- [WHAT IS REQUIRED]:
Write out every entry below word for word, leaving nothing out.

(Document layout detection data)
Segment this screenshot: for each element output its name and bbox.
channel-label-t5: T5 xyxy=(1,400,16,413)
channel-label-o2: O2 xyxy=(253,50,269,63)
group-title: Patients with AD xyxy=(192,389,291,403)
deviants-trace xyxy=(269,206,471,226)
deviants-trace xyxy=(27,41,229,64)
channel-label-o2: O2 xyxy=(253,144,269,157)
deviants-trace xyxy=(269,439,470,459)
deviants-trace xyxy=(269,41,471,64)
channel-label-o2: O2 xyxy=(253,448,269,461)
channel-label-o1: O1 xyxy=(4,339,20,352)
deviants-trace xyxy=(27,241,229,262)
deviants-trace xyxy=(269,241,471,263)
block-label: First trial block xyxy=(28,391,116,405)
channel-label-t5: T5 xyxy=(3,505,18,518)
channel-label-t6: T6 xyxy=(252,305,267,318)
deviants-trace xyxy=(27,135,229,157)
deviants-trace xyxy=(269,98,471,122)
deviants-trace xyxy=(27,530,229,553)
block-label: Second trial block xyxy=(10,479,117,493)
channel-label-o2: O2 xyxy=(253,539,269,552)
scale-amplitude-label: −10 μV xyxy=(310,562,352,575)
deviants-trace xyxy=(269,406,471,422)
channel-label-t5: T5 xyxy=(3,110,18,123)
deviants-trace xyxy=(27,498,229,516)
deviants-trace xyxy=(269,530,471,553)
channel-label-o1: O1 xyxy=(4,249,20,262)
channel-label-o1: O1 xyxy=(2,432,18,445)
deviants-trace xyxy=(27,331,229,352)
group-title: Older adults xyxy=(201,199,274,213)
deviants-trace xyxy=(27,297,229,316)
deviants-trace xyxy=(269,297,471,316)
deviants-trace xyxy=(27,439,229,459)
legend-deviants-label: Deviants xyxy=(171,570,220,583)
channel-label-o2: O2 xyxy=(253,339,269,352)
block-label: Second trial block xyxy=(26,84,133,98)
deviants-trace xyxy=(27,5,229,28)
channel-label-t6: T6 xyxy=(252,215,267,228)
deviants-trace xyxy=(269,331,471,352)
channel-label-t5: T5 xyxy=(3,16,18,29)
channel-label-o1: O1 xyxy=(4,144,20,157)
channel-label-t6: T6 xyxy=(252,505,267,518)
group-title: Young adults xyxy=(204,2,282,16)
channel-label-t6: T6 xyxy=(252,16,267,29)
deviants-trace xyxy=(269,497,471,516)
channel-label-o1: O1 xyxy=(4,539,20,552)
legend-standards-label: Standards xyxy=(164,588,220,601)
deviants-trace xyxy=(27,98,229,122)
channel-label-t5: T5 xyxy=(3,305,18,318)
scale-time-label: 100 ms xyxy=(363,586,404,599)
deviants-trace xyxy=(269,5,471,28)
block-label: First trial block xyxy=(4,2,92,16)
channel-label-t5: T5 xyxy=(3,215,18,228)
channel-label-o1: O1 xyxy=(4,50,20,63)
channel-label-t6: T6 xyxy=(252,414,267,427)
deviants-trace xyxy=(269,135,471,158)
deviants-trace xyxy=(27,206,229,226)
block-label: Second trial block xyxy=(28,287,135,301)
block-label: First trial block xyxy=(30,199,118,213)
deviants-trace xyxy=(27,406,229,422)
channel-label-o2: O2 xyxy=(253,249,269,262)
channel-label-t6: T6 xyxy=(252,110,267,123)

- [COMPLETED EXERCISE]:
Segment this screenshot: for each element output its name and bbox.
channel-label-t5: T5 xyxy=(1,400,16,413)
channel-label-o2: O2 xyxy=(253,50,269,63)
group-title: Patients with AD xyxy=(192,389,291,403)
deviants-trace xyxy=(269,206,471,226)
deviants-trace xyxy=(27,41,229,64)
channel-label-o2: O2 xyxy=(253,144,269,157)
deviants-trace xyxy=(269,439,470,459)
deviants-trace xyxy=(269,41,471,64)
channel-label-o2: O2 xyxy=(253,448,269,461)
channel-label-o1: O1 xyxy=(4,339,20,352)
deviants-trace xyxy=(27,241,229,262)
deviants-trace xyxy=(269,241,471,263)
block-label: First trial block xyxy=(28,391,116,405)
channel-label-t5: T5 xyxy=(3,505,18,518)
channel-label-t6: T6 xyxy=(252,305,267,318)
deviants-trace xyxy=(27,135,229,157)
deviants-trace xyxy=(269,98,471,122)
deviants-trace xyxy=(27,530,229,553)
block-label: Second trial block xyxy=(10,479,117,493)
channel-label-o2: O2 xyxy=(253,539,269,552)
scale-amplitude-label: −10 μV xyxy=(310,562,352,575)
deviants-trace xyxy=(269,406,471,422)
channel-label-t5: T5 xyxy=(3,110,18,123)
deviants-trace xyxy=(27,498,229,516)
deviants-trace xyxy=(269,530,471,553)
channel-label-o1: O1 xyxy=(4,249,20,262)
channel-label-o1: O1 xyxy=(2,432,18,445)
deviants-trace xyxy=(27,331,229,352)
group-title: Older adults xyxy=(201,199,274,213)
deviants-trace xyxy=(27,297,229,316)
deviants-trace xyxy=(269,297,471,316)
deviants-trace xyxy=(27,439,229,459)
legend-deviants-label: Deviants xyxy=(171,570,220,583)
channel-label-o2: O2 xyxy=(253,339,269,352)
block-label: Second trial block xyxy=(26,84,133,98)
deviants-trace xyxy=(27,5,229,28)
channel-label-t6: T6 xyxy=(252,215,267,228)
deviants-trace xyxy=(269,331,471,352)
channel-label-t5: T5 xyxy=(3,16,18,29)
channel-label-o1: O1 xyxy=(4,144,20,157)
channel-label-t6: T6 xyxy=(252,505,267,518)
group-title: Young adults xyxy=(204,2,282,16)
channel-label-t6: T6 xyxy=(252,16,267,29)
deviants-trace xyxy=(269,497,471,516)
channel-label-o1: O1 xyxy=(4,539,20,552)
legend-standards-label: Standards xyxy=(164,588,220,601)
deviants-trace xyxy=(27,98,229,122)
channel-label-t5: T5 xyxy=(3,305,18,318)
scale-time-label: 100 ms xyxy=(363,586,404,599)
deviants-trace xyxy=(269,5,471,28)
block-label: First trial block xyxy=(4,2,92,16)
channel-label-t5: T5 xyxy=(3,215,18,228)
channel-label-o1: O1 xyxy=(4,50,20,63)
channel-label-t6: T6 xyxy=(252,414,267,427)
deviants-trace xyxy=(269,135,471,158)
deviants-trace xyxy=(27,206,229,226)
block-label: Second trial block xyxy=(28,287,135,301)
block-label: First trial block xyxy=(30,199,118,213)
deviants-trace xyxy=(27,406,229,422)
channel-label-o2: O2 xyxy=(253,249,269,262)
channel-label-t6: T6 xyxy=(252,110,267,123)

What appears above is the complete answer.